(Dataset entries on figures)
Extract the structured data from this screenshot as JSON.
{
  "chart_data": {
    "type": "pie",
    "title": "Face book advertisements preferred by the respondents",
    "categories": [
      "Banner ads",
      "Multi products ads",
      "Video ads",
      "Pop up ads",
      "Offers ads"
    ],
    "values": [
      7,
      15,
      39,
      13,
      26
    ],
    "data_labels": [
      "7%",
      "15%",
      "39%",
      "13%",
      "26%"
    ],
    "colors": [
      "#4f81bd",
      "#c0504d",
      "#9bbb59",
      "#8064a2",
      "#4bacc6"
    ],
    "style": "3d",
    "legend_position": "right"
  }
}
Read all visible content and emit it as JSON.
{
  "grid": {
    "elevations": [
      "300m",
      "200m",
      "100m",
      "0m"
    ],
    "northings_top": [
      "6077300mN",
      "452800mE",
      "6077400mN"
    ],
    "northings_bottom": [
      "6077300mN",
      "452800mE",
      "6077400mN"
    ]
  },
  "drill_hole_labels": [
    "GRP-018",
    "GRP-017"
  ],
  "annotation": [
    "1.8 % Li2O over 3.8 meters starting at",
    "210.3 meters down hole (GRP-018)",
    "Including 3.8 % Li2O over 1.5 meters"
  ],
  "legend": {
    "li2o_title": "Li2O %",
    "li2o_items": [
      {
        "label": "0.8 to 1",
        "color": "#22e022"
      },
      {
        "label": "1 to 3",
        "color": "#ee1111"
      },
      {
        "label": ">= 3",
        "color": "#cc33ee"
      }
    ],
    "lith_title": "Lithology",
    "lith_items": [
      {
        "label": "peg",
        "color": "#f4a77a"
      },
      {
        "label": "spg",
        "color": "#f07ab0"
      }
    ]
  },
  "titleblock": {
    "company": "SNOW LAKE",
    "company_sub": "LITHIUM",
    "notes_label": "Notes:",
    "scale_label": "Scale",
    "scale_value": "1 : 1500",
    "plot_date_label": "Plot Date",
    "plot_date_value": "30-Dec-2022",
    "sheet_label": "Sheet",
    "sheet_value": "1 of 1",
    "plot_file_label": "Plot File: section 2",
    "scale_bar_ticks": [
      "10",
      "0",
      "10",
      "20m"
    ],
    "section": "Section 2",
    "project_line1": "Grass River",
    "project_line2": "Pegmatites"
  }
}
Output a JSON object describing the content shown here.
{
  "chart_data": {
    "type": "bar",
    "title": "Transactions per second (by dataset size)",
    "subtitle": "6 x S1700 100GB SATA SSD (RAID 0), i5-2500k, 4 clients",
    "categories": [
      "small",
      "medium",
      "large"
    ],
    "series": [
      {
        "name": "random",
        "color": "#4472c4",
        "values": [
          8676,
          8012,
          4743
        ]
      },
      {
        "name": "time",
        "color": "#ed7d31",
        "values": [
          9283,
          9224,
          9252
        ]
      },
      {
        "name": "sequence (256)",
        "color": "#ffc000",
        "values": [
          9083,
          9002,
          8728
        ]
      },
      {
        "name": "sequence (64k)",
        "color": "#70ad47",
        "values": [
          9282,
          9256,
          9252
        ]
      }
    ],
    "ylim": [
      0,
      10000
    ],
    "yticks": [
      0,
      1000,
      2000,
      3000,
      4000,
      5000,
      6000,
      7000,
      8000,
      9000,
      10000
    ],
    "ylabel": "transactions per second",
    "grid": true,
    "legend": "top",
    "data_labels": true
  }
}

INSTRUCTIONS FOR THE TASK:
Starting at the line that contains "Output a JSON", output each remaining line of the listing, the last line included, exactly as it appears.

COMPLETED EXERCISE:
Output a JSON object describing the content shown here.
{
  "chart_data": {
    "type": "bar",
    "title": "Transactions per second (by dataset size)",
    "subtitle": "6 x S1700 100GB SATA SSD (RAID 0), i5-2500k, 4 clients",
    "categories": [
      "small",
      "medium",
      "large"
    ],
    "series": [
      {
        "name": "random",
        "color": "#4472c4",
        "values": [
          8676,
          8012,
          4743
        ]
      },
      {
        "name": "time",
        "color": "#ed7d31",
        "values": [
          9283,
          9224,
          9252
        ]
      },
      {
        "name": "sequence (256)",
        "color": "#ffc000",
        "values": [
          9083,
          9002,
          8728
        ]
      },
      {
        "name": "sequence (64k)",
        "color": "#70ad47",
        "values": [
          9282,
          9256,
          9252
        ]
      }
    ],
    "ylim": [
      0,
      10000
    ],
    "yticks": [
      0,
      1000,
      2000,
      3000,
      4000,
      5000,
      6000,
      7000,
      8000,
      9000,
      10000
    ],
    "ylabel": "transactions per second",
    "grid": true,
    "legend": "top",
    "data_labels": true
  }
}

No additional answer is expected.